DATASET ROWS:
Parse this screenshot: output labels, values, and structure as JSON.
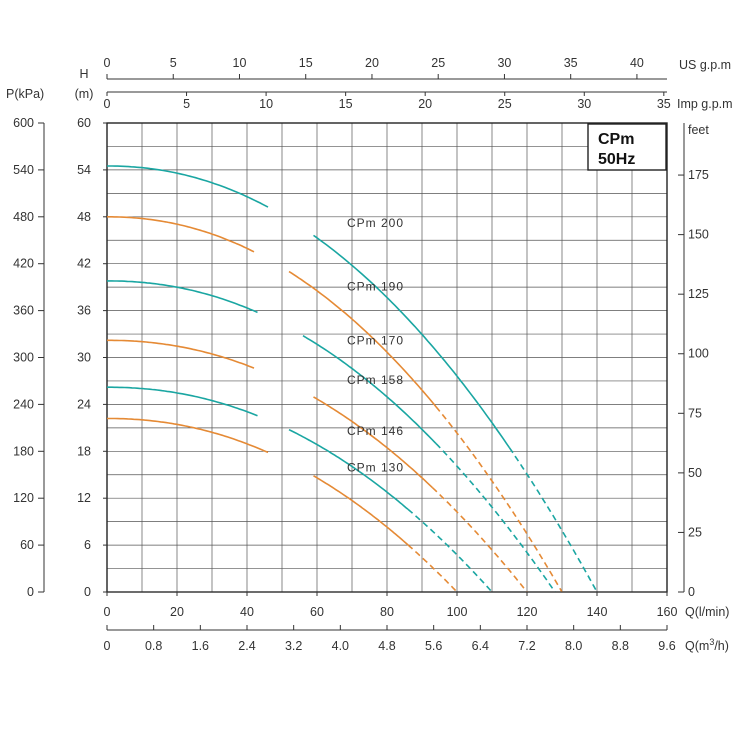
{
  "chart_data": {
    "type": "line",
    "title": "CPm\n50Hz",
    "badge_lines": [
      "CPm",
      "50Hz"
    ],
    "colors": {
      "cyan": "#1aa6a2",
      "orange": "#e58a35"
    },
    "axes": {
      "bottom_lmin": {
        "label": "Q(l/min)",
        "ticks": [
          "0",
          "20",
          "40",
          "60",
          "80",
          "100",
          "120",
          "140",
          "160"
        ],
        "range": [
          0,
          160
        ]
      },
      "bottom_m3h": {
        "label_main": "Q(m",
        "label_sup": "3",
        "label_end": "/h)",
        "ticks": [
          "0",
          "0.8",
          "1.6",
          "2.4",
          "3.2",
          "4.0",
          "4.8",
          "5.6",
          "6.4",
          "7.2",
          "8.0",
          "8.8",
          "9.6"
        ],
        "range": [
          0,
          9.6
        ]
      },
      "top_usgpm": {
        "label": "US  g.p.m",
        "ticks": [
          "0",
          "5",
          "10",
          "15",
          "20",
          "25",
          "30",
          "35",
          "40"
        ],
        "range": [
          0,
          42.27
        ]
      },
      "top_impgpm": {
        "label": "Imp g.p.m",
        "ticks": [
          "0",
          "5",
          "10",
          "15",
          "20",
          "25",
          "30",
          "35"
        ],
        "range": [
          0,
          35.2
        ]
      },
      "left_h": {
        "label_top": "H",
        "label_unit": "(m)",
        "ticks": [
          "0",
          "6",
          "12",
          "18",
          "24",
          "30",
          "36",
          "42",
          "48",
          "54",
          "60"
        ],
        "range": [
          0,
          60
        ]
      },
      "left_kpa": {
        "label": "P(kPa)",
        "ticks": [
          "0",
          "60",
          "120",
          "180",
          "240",
          "300",
          "360",
          "420",
          "480",
          "540",
          "600"
        ],
        "range": [
          0,
          600
        ]
      },
      "right_feet": {
        "label": "feet",
        "ticks": [
          "0",
          "25",
          "50",
          "75",
          "100",
          "125",
          "150",
          "175"
        ],
        "range": [
          0,
          196.85
        ]
      }
    },
    "series": [
      {
        "name": "CPm 200",
        "color": "cyan",
        "shutoff_head": 54.5,
        "max_flow": 140,
        "solid_until": 115,
        "label_gap": [
          46,
          59
        ],
        "label_pos": [
          80,
          47.2
        ]
      },
      {
        "name": "CPm 190",
        "color": "orange",
        "shutoff_head": 48,
        "max_flow": 130,
        "solid_until": 94,
        "label_gap": [
          42,
          52
        ],
        "label_pos": [
          80,
          39.1
        ]
      },
      {
        "name": "CPm 170",
        "color": "cyan",
        "shutoff_head": 39.8,
        "max_flow": 128,
        "solid_until": 94,
        "label_gap": [
          43,
          56
        ],
        "label_pos": [
          80,
          32.2
        ]
      },
      {
        "name": "CPm 158",
        "color": "orange",
        "shutoff_head": 32.2,
        "max_flow": 120,
        "solid_until": 93,
        "label_gap": [
          42,
          59
        ],
        "label_pos": [
          80,
          27.1
        ]
      },
      {
        "name": "CPm 146",
        "color": "cyan",
        "shutoff_head": 26.2,
        "max_flow": 110,
        "solid_until": 86,
        "label_gap": [
          43,
          52
        ],
        "label_pos": [
          80,
          20.6
        ]
      },
      {
        "name": "CPm 130",
        "color": "orange",
        "shutoff_head": 22.2,
        "max_flow": 100,
        "solid_until": 86,
        "label_gap": [
          46,
          59
        ],
        "label_pos": [
          80,
          15.9
        ]
      }
    ],
    "grid": true
  }
}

PROBLEM STATEMENT:
Please repeat the entries exactly. Do not include the pictures.

SOLUTION FOR THIS TASK:
Parse this screenshot: output labels, values, and structure as JSON.
{
  "chart_data": {
    "type": "line",
    "title": "CPm\n50Hz",
    "badge_lines": [
      "CPm",
      "50Hz"
    ],
    "colors": {
      "cyan": "#1aa6a2",
      "orange": "#e58a35"
    },
    "axes": {
      "bottom_lmin": {
        "label": "Q(l/min)",
        "ticks": [
          "0",
          "20",
          "40",
          "60",
          "80",
          "100",
          "120",
          "140",
          "160"
        ],
        "range": [
          0,
          160
        ]
      },
      "bottom_m3h": {
        "label_main": "Q(m",
        "label_sup": "3",
        "label_end": "/h)",
        "ticks": [
          "0",
          "0.8",
          "1.6",
          "2.4",
          "3.2",
          "4.0",
          "4.8",
          "5.6",
          "6.4",
          "7.2",
          "8.0",
          "8.8",
          "9.6"
        ],
        "range": [
          0,
          9.6
        ]
      },
      "top_usgpm": {
        "label": "US  g.p.m",
        "ticks": [
          "0",
          "5",
          "10",
          "15",
          "20",
          "25",
          "30",
          "35",
          "40"
        ],
        "range": [
          0,
          42.27
        ]
      },
      "top_impgpm": {
        "label": "Imp g.p.m",
        "ticks": [
          "0",
          "5",
          "10",
          "15",
          "20",
          "25",
          "30",
          "35"
        ],
        "range": [
          0,
          35.2
        ]
      },
      "left_h": {
        "label_top": "H",
        "label_unit": "(m)",
        "ticks": [
          "0",
          "6",
          "12",
          "18",
          "24",
          "30",
          "36",
          "42",
          "48",
          "54",
          "60"
        ],
        "range": [
          0,
          60
        ]
      },
      "left_kpa": {
        "label": "P(kPa)",
        "ticks": [
          "0",
          "60",
          "120",
          "180",
          "240",
          "300",
          "360",
          "420",
          "480",
          "540",
          "600"
        ],
        "range": [
          0,
          600
        ]
      },
      "right_feet": {
        "label": "feet",
        "ticks": [
          "0",
          "25",
          "50",
          "75",
          "100",
          "125",
          "150",
          "175"
        ],
        "range": [
          0,
          196.85
        ]
      }
    },
    "series": [
      {
        "name": "CPm 200",
        "color": "cyan",
        "shutoff_head": 54.5,
        "max_flow": 140,
        "solid_until": 115,
        "label_gap": [
          46,
          59
        ],
        "label_pos": [
          80,
          47.2
        ]
      },
      {
        "name": "CPm 190",
        "color": "orange",
        "shutoff_head": 48,
        "max_flow": 130,
        "solid_until": 94,
        "label_gap": [
          42,
          52
        ],
        "label_pos": [
          80,
          39.1
        ]
      },
      {
        "name": "CPm 170",
        "color": "cyan",
        "shutoff_head": 39.8,
        "max_flow": 128,
        "solid_until": 94,
        "label_gap": [
          43,
          56
        ],
        "label_pos": [
          80,
          32.2
        ]
      },
      {
        "name": "CPm 158",
        "color": "orange",
        "shutoff_head": 32.2,
        "max_flow": 120,
        "solid_until": 93,
        "label_gap": [
          42,
          59
        ],
        "label_pos": [
          80,
          27.1
        ]
      },
      {
        "name": "CPm 146",
        "color": "cyan",
        "shutoff_head": 26.2,
        "max_flow": 110,
        "solid_until": 86,
        "label_gap": [
          43,
          52
        ],
        "label_pos": [
          80,
          20.6
        ]
      },
      {
        "name": "CPm 130",
        "color": "orange",
        "shutoff_head": 22.2,
        "max_flow": 100,
        "solid_until": 86,
        "label_gap": [
          46,
          59
        ],
        "label_pos": [
          80,
          15.9
        ]
      }
    ],
    "grid": true
  }
}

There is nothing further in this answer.